• The records:

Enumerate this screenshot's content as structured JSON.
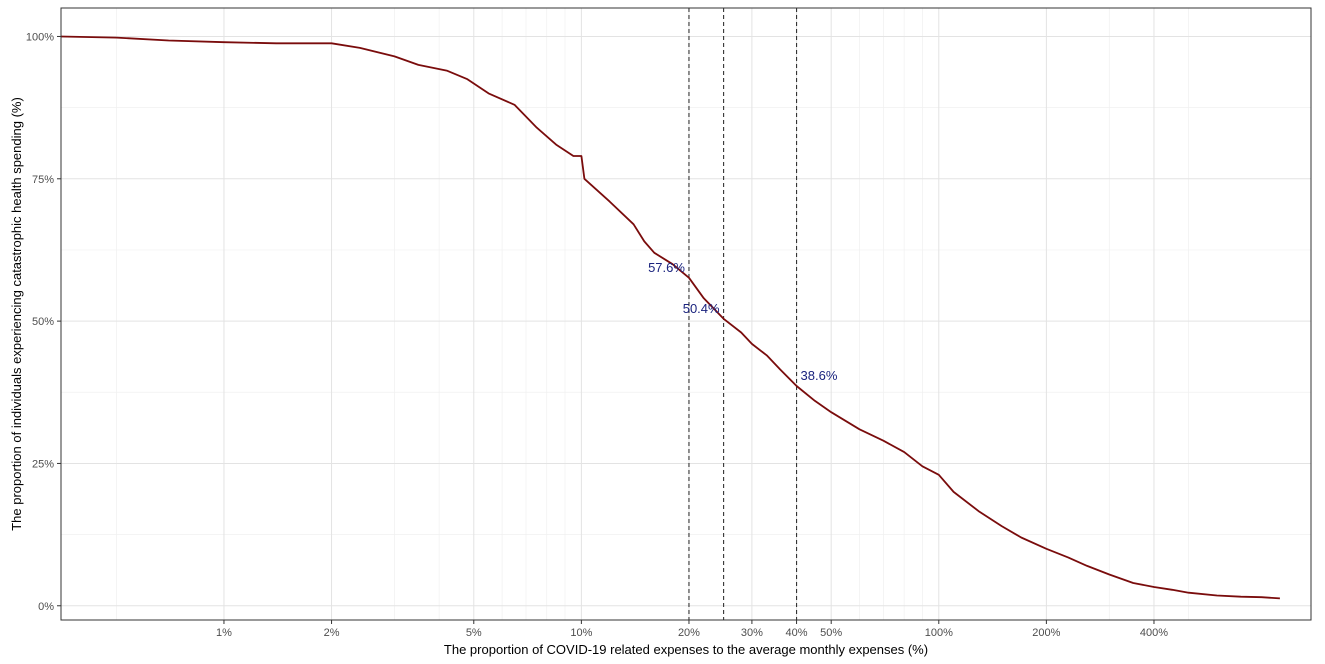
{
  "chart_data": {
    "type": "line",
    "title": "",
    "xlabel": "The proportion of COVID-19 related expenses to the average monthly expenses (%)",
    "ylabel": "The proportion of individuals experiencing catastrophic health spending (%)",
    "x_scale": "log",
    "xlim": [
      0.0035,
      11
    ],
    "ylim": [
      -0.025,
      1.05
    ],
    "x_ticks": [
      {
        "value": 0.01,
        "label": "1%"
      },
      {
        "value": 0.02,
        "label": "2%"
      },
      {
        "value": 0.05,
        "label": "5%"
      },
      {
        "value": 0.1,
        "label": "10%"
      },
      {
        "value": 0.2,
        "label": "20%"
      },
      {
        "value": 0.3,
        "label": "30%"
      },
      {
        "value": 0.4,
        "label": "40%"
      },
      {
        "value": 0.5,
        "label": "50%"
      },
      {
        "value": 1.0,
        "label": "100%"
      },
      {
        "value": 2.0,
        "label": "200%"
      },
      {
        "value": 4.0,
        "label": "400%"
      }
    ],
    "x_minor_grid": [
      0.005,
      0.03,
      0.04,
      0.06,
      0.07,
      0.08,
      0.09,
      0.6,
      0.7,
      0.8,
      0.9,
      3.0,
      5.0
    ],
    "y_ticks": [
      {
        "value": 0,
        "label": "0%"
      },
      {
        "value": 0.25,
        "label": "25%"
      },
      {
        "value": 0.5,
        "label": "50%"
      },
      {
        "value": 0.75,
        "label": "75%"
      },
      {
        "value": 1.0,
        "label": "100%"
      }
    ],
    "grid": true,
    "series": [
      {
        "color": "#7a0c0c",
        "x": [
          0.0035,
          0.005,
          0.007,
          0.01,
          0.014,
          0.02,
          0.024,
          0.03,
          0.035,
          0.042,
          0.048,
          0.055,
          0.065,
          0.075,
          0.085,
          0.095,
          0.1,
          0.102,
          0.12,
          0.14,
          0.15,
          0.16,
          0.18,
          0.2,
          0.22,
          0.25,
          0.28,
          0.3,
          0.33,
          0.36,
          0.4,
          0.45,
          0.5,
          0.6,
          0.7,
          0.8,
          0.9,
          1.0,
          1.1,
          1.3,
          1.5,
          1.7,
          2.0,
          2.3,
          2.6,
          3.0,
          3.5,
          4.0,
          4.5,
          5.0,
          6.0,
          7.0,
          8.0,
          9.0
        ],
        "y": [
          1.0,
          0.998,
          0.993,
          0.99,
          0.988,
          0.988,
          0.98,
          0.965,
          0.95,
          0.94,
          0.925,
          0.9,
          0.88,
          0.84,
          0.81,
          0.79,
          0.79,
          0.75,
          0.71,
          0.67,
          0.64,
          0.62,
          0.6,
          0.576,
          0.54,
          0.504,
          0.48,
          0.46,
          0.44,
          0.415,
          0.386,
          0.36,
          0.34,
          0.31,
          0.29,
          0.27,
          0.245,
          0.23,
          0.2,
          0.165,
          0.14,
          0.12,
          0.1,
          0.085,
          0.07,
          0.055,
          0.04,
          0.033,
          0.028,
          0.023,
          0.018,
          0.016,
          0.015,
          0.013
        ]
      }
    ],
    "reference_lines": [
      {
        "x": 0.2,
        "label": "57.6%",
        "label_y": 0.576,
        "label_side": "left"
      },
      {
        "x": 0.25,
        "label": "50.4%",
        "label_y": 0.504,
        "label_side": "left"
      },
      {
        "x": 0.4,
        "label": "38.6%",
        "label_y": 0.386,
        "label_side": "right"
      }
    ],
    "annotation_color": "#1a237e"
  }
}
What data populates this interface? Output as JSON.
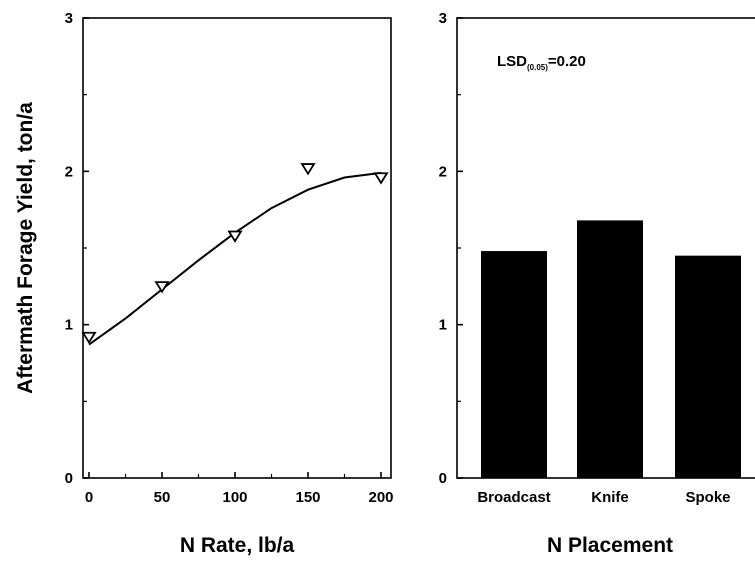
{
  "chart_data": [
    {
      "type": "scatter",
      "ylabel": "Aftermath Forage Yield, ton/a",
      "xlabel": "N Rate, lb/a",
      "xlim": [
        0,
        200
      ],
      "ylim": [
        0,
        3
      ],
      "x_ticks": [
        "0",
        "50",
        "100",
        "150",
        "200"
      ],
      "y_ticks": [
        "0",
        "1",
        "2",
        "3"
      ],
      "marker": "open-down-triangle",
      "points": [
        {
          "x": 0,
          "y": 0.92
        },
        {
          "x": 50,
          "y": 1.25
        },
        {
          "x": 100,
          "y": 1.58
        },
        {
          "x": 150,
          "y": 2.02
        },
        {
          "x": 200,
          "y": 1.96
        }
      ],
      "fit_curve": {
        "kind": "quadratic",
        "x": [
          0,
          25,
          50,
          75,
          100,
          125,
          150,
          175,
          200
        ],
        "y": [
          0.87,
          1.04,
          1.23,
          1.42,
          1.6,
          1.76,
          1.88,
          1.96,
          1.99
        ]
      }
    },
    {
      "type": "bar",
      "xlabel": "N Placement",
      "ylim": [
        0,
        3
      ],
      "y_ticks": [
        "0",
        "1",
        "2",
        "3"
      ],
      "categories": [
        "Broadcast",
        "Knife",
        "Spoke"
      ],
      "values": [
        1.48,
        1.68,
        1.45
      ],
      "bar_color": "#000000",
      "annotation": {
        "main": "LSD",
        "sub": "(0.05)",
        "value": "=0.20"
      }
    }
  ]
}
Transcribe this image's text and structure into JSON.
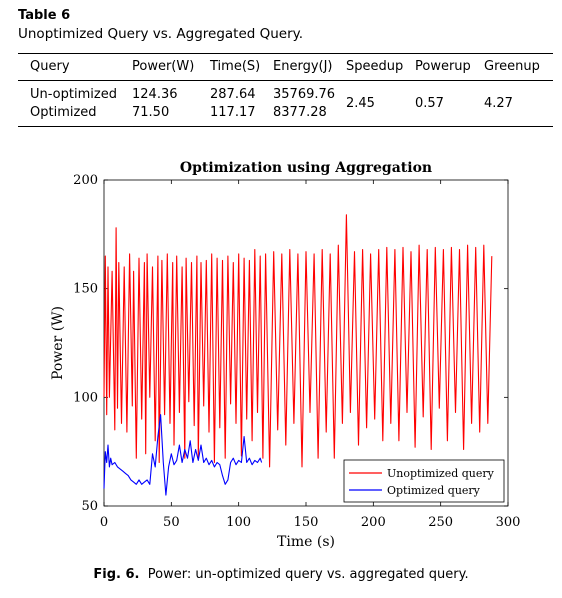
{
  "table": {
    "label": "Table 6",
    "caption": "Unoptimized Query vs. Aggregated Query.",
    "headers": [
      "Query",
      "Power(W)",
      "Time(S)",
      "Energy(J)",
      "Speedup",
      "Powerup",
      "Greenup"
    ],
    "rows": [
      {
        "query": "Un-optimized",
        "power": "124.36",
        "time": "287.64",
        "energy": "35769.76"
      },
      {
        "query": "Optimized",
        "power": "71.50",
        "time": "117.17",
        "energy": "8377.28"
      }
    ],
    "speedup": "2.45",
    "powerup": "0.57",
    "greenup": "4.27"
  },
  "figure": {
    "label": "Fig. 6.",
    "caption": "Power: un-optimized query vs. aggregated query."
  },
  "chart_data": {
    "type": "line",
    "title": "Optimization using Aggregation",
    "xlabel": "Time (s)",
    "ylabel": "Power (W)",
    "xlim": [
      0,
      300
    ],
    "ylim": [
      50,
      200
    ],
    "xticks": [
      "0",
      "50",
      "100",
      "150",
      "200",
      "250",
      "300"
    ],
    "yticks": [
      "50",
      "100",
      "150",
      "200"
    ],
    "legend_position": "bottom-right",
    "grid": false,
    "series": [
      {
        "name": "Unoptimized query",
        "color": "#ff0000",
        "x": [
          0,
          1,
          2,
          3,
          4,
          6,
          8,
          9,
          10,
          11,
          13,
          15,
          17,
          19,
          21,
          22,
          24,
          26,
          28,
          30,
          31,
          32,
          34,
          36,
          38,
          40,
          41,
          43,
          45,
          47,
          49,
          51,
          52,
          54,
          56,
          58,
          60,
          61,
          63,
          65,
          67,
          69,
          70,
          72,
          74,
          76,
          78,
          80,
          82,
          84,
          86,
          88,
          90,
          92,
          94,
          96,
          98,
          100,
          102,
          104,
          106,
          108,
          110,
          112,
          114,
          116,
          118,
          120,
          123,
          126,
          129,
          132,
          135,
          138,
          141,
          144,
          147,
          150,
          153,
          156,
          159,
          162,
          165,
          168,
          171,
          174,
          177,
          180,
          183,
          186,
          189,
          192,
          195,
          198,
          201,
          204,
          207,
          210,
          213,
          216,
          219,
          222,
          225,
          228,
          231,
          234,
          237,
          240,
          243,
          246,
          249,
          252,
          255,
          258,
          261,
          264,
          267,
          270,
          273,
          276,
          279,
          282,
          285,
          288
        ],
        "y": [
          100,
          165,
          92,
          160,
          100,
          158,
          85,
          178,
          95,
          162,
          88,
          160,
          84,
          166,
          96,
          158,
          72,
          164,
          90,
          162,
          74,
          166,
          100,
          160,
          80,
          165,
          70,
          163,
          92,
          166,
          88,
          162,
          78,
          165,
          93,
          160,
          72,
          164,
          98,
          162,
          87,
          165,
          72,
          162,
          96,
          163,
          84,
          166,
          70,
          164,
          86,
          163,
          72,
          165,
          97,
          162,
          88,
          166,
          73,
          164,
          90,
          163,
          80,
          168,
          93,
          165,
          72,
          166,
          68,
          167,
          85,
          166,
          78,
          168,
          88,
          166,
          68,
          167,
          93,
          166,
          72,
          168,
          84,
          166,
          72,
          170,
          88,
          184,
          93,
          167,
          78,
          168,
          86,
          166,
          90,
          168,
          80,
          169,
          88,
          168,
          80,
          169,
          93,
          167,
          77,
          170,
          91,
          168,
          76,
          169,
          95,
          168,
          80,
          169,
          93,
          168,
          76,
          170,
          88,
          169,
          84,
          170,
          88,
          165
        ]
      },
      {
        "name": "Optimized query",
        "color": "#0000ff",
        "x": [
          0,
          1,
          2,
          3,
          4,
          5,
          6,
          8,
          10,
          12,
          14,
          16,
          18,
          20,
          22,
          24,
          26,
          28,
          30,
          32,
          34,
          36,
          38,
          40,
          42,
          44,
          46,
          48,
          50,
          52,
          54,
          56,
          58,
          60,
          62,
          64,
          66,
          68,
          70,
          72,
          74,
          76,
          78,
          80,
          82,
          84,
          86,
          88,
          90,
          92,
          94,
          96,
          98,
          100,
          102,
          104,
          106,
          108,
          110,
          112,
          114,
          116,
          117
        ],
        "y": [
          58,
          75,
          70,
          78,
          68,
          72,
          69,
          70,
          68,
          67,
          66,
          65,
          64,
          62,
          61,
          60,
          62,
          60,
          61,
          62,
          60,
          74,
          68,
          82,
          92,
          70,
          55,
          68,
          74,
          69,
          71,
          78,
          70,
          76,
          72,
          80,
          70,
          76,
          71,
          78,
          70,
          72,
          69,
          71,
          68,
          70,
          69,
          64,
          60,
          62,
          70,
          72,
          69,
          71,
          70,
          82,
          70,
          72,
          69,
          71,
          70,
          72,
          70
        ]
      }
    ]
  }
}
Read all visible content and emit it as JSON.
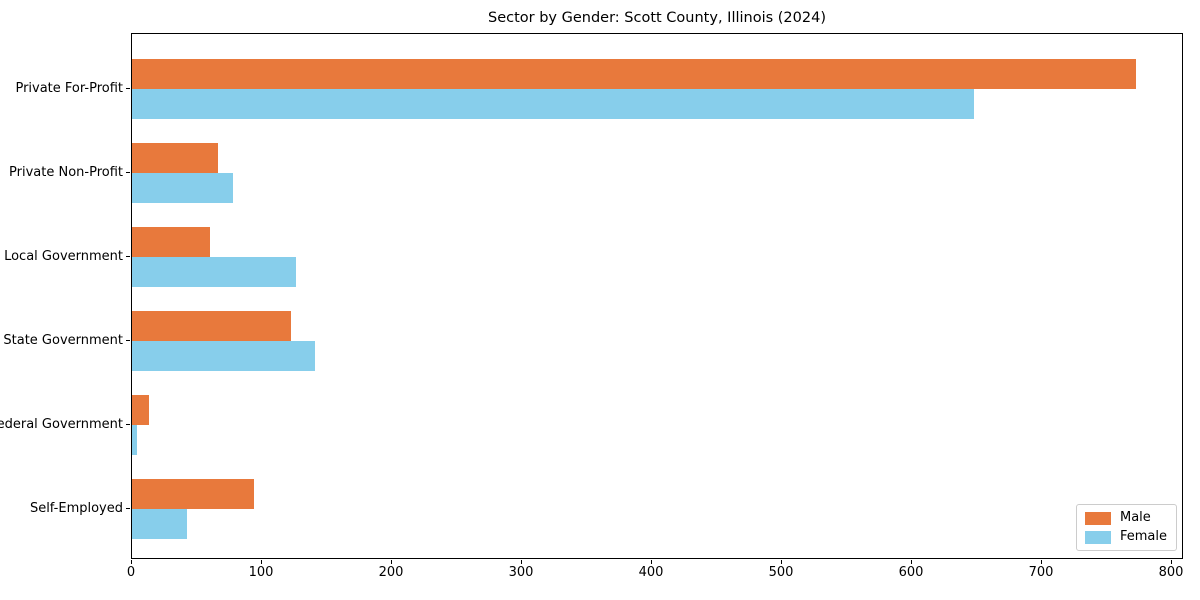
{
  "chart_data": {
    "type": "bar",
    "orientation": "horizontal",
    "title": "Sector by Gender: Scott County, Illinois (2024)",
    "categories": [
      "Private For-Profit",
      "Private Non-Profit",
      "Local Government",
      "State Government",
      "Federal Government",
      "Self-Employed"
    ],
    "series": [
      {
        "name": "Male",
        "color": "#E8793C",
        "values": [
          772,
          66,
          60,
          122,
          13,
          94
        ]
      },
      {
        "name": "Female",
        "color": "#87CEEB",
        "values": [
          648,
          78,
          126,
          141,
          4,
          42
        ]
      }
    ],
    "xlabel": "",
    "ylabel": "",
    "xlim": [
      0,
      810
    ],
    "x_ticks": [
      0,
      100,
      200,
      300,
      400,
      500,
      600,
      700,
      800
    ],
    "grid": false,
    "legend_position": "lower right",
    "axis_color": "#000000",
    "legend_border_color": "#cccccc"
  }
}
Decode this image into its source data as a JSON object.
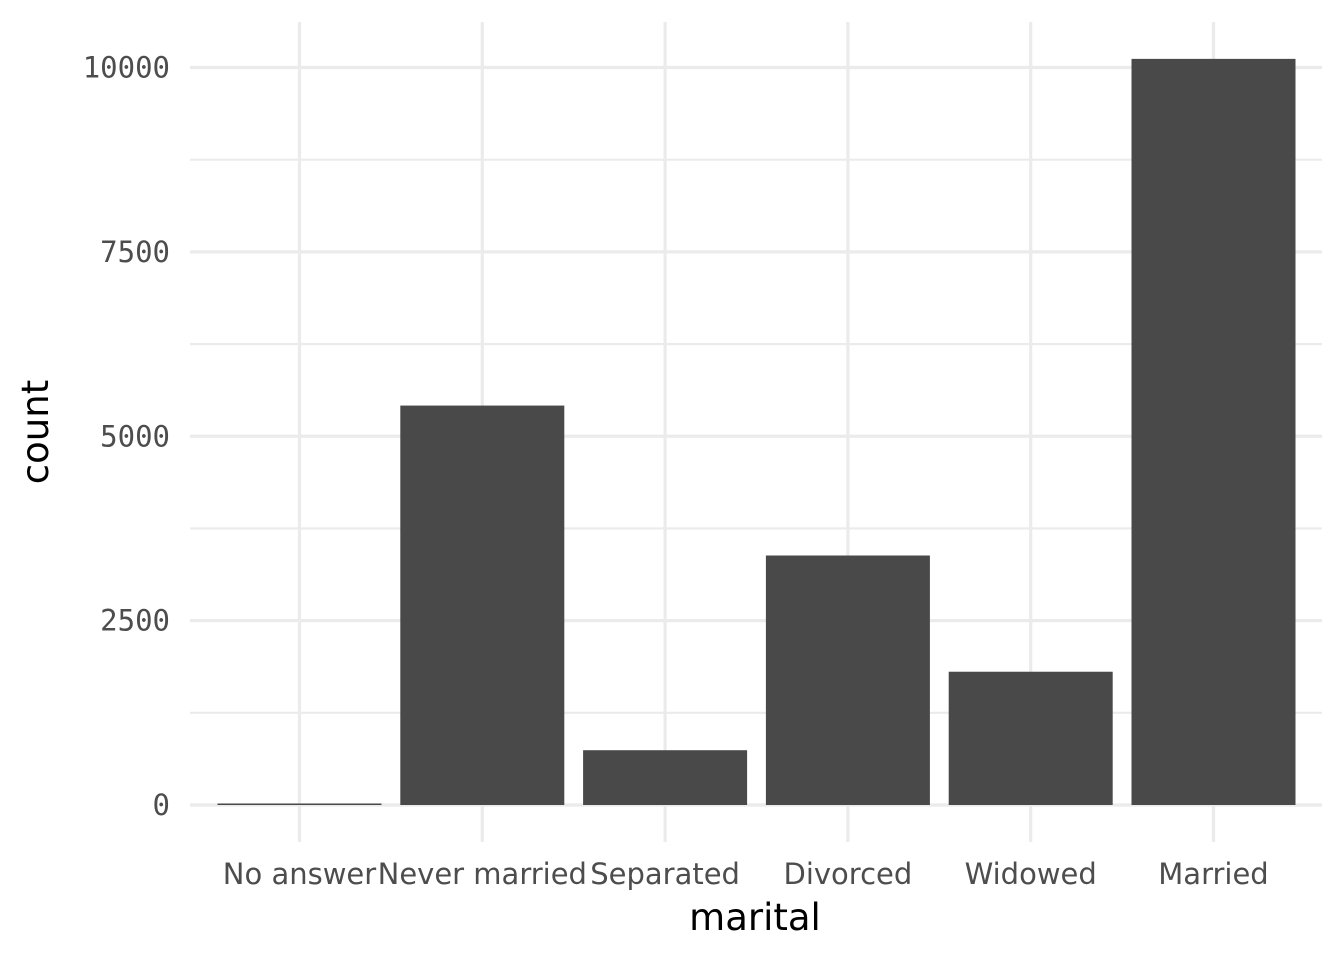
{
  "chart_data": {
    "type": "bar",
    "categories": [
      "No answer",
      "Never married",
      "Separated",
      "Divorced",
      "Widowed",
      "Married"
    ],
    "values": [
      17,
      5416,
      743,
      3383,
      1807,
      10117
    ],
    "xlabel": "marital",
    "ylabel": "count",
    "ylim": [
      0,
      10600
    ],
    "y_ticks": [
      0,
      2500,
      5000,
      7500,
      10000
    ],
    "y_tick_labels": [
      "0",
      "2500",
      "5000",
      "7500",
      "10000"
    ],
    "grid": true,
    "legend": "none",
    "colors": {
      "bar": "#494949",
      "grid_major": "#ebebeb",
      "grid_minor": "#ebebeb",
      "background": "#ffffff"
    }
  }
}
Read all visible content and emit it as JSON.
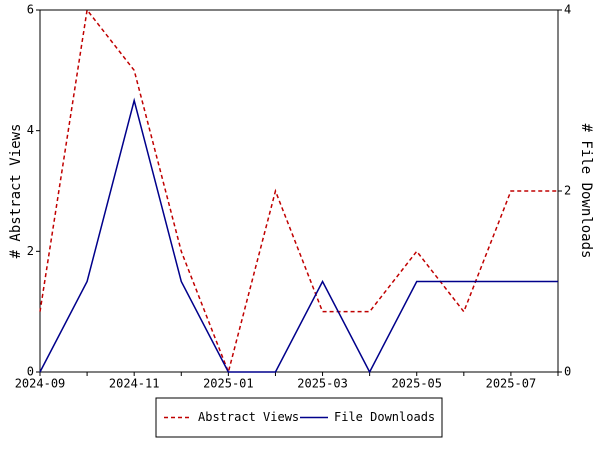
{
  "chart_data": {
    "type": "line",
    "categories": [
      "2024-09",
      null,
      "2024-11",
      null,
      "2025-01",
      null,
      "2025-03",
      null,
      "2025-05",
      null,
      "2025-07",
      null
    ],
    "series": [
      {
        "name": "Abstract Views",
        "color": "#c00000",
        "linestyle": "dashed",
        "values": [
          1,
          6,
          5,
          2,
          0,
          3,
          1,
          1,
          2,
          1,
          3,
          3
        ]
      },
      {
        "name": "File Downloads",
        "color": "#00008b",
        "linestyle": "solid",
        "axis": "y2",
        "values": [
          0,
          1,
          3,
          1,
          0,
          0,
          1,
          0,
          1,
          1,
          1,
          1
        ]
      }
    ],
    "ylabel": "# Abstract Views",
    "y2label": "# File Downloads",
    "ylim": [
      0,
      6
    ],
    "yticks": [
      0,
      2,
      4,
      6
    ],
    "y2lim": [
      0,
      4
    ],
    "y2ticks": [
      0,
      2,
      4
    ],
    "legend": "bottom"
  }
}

• What you will do:
Search the lines for the string "right" and copy every line that has it.

• Task answer:
        "label_side": "right"
    "legend_position": "bottom-right",
    "legend_position": "lower right",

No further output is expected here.